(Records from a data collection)
*-*-*
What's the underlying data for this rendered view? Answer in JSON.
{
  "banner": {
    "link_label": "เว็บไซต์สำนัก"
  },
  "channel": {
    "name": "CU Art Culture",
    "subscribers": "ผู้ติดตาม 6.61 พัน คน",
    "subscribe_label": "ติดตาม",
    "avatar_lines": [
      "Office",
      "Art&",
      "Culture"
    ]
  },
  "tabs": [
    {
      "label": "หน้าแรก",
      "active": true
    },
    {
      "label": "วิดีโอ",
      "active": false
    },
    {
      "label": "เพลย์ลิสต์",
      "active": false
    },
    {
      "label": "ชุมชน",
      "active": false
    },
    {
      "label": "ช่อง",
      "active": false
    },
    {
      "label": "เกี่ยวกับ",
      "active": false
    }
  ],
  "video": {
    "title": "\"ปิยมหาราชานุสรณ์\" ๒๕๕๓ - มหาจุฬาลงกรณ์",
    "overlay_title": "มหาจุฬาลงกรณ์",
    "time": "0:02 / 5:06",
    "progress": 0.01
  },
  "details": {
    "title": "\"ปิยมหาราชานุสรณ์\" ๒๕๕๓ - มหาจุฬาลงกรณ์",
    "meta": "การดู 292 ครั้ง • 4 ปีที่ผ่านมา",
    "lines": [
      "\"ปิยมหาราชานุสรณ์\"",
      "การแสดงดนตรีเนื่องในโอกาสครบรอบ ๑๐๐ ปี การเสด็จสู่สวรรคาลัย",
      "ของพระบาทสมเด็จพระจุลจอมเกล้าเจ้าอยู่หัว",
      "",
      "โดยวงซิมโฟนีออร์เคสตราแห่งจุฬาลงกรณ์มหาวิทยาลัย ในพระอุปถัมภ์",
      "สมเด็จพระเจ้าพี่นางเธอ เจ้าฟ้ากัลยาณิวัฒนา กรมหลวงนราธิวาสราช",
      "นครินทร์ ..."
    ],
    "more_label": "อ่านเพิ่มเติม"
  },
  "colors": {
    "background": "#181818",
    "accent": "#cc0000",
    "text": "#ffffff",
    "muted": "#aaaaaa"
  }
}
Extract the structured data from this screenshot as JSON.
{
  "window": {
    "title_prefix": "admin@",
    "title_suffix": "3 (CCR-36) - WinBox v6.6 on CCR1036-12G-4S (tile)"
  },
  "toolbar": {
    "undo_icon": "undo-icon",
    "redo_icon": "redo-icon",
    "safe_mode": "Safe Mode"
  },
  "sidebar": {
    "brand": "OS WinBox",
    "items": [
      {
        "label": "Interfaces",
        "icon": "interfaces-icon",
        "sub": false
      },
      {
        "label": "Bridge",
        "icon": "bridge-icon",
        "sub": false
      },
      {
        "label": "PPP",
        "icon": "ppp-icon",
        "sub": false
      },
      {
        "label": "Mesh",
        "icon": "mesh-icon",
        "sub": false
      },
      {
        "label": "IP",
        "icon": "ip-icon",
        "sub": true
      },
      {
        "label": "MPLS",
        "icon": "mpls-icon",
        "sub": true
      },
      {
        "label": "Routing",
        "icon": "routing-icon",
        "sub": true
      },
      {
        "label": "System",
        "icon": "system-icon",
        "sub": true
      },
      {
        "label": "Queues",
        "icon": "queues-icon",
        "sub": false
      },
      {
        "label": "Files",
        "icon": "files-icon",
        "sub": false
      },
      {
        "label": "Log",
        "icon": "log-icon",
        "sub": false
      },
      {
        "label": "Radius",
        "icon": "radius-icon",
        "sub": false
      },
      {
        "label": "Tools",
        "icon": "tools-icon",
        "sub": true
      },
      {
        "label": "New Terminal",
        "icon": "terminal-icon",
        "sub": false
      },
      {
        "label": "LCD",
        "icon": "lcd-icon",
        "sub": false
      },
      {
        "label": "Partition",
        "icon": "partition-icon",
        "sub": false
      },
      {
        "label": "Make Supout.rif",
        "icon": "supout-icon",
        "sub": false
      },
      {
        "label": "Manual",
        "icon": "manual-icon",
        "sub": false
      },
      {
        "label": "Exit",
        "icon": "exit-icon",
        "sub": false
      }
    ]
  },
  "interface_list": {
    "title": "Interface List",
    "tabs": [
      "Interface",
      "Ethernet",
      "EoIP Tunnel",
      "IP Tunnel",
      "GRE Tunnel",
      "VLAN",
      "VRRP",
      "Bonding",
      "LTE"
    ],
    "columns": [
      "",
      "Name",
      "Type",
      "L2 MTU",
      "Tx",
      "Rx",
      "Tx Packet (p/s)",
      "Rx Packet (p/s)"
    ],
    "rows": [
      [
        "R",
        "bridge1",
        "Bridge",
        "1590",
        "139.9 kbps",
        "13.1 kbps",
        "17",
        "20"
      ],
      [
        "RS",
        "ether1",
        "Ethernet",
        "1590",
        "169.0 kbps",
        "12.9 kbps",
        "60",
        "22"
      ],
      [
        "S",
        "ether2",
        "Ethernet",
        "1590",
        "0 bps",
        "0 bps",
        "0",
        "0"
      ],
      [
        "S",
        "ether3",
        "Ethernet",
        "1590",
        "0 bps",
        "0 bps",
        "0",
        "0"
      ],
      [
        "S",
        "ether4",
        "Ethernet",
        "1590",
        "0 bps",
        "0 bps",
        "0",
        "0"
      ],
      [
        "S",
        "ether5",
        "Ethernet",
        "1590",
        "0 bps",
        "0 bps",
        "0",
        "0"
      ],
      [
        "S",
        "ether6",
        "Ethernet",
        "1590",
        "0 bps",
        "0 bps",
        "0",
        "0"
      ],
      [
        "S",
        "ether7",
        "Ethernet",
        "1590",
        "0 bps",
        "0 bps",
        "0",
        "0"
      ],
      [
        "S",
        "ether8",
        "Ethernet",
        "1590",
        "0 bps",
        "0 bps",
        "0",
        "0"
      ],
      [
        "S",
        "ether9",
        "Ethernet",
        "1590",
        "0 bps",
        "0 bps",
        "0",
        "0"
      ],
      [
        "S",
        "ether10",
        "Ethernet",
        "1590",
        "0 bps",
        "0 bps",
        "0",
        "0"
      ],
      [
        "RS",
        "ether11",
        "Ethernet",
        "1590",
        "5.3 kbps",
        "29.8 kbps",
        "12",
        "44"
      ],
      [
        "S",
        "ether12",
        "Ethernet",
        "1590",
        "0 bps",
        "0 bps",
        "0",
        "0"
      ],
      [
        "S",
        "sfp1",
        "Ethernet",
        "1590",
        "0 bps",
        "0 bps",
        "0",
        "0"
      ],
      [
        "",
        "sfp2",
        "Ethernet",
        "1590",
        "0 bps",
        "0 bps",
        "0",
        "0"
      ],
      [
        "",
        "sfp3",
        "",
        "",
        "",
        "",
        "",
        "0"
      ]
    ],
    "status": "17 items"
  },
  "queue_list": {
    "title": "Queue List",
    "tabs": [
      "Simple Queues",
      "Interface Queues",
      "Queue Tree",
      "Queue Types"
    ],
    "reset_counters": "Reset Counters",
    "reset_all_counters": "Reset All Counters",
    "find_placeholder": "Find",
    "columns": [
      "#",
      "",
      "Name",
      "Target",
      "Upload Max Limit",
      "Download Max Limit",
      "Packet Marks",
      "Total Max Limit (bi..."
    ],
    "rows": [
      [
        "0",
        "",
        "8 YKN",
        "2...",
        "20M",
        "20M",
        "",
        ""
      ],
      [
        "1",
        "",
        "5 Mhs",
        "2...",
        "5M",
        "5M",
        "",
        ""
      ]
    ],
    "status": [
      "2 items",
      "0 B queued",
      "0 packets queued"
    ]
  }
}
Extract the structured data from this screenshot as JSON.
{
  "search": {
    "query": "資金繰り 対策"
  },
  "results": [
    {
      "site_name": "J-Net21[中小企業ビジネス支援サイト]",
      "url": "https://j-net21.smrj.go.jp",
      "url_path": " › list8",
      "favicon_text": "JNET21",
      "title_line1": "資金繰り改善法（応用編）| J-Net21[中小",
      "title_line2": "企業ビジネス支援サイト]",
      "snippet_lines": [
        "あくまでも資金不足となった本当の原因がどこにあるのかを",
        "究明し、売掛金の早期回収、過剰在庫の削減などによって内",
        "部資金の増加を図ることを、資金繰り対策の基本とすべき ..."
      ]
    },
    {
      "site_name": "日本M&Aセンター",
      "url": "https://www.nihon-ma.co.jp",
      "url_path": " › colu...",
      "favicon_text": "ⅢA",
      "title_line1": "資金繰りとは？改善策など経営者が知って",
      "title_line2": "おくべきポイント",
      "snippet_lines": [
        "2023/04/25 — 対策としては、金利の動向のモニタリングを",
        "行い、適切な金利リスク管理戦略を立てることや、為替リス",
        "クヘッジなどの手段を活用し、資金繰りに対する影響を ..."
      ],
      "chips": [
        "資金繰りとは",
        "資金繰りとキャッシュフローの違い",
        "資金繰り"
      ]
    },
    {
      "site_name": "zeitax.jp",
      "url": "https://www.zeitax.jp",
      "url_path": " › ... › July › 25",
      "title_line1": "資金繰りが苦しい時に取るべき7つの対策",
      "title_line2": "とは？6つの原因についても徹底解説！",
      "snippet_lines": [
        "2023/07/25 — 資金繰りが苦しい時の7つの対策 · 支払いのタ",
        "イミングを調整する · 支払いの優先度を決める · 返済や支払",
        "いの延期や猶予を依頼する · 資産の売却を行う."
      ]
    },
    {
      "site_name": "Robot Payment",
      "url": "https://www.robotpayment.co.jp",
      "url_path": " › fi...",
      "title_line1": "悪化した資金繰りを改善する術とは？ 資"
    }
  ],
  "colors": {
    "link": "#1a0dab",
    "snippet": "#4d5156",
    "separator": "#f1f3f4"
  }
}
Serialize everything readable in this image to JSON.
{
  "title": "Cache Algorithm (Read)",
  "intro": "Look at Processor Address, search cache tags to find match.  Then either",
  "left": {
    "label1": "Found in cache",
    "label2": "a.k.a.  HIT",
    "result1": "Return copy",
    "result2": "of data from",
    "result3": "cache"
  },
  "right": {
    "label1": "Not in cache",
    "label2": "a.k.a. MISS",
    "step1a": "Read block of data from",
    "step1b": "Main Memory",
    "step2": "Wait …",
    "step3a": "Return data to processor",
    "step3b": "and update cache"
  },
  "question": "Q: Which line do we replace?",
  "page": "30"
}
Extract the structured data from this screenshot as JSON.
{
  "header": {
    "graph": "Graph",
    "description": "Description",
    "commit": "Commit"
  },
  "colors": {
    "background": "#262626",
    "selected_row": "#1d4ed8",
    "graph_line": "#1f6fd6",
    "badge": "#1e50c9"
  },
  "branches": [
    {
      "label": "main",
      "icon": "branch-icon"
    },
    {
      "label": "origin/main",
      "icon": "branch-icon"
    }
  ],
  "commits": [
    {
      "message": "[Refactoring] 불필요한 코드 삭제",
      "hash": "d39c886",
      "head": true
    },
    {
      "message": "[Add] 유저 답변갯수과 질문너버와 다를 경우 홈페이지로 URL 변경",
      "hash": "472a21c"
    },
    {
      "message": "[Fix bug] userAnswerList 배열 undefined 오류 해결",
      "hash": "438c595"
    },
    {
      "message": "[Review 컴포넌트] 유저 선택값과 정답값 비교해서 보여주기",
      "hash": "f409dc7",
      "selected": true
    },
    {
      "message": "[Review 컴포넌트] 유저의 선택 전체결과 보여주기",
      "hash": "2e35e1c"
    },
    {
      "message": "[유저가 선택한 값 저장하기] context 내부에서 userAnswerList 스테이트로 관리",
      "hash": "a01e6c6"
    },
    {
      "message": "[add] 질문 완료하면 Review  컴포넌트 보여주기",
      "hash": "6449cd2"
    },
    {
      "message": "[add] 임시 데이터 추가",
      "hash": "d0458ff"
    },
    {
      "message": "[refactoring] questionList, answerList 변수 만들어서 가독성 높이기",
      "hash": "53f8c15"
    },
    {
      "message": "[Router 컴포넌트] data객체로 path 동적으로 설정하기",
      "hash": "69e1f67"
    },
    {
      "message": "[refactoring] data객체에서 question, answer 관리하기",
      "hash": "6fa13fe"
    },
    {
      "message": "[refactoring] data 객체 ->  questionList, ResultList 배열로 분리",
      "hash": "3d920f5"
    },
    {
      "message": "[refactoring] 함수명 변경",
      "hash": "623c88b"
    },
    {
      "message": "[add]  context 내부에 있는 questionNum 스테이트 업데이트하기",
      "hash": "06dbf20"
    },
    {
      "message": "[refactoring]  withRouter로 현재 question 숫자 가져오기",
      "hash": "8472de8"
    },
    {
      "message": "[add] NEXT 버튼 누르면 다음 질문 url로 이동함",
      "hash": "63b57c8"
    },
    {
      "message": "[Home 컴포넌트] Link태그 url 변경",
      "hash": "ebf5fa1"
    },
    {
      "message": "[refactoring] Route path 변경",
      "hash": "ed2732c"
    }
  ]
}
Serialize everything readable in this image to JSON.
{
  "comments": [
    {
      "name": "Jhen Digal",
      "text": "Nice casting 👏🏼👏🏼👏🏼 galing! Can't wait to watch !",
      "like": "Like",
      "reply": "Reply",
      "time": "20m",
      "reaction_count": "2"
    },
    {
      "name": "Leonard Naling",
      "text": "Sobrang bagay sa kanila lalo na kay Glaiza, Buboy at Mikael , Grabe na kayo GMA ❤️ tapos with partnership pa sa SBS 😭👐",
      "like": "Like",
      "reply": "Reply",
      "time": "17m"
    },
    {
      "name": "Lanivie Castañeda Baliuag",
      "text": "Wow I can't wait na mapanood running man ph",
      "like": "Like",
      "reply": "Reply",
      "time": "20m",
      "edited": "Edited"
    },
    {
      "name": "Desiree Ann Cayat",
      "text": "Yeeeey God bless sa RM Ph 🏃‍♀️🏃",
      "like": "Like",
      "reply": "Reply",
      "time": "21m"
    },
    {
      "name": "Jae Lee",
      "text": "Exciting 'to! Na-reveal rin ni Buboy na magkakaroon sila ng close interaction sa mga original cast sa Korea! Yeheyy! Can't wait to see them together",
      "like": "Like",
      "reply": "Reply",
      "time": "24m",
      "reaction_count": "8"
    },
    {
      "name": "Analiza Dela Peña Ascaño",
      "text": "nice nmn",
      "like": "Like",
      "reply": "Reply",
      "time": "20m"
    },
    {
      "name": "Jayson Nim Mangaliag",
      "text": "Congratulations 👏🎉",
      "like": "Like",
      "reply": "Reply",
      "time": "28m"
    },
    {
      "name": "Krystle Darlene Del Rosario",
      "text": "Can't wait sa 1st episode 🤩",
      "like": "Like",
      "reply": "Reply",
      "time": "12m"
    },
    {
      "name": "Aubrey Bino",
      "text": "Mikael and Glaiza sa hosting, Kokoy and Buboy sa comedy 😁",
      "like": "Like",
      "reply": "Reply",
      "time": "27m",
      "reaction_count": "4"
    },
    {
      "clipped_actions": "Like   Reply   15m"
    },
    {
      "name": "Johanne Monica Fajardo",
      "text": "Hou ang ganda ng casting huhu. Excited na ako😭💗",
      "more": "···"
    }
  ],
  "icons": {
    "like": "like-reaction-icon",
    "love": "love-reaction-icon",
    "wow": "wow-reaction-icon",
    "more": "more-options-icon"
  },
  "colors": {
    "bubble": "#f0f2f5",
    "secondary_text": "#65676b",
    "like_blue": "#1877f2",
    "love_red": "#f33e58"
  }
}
*-*-*
* **Task requirements**: Identify how many lines in the entries above include the string "ฬาลงกรณ", then state that number alone.

* **Reply**: 4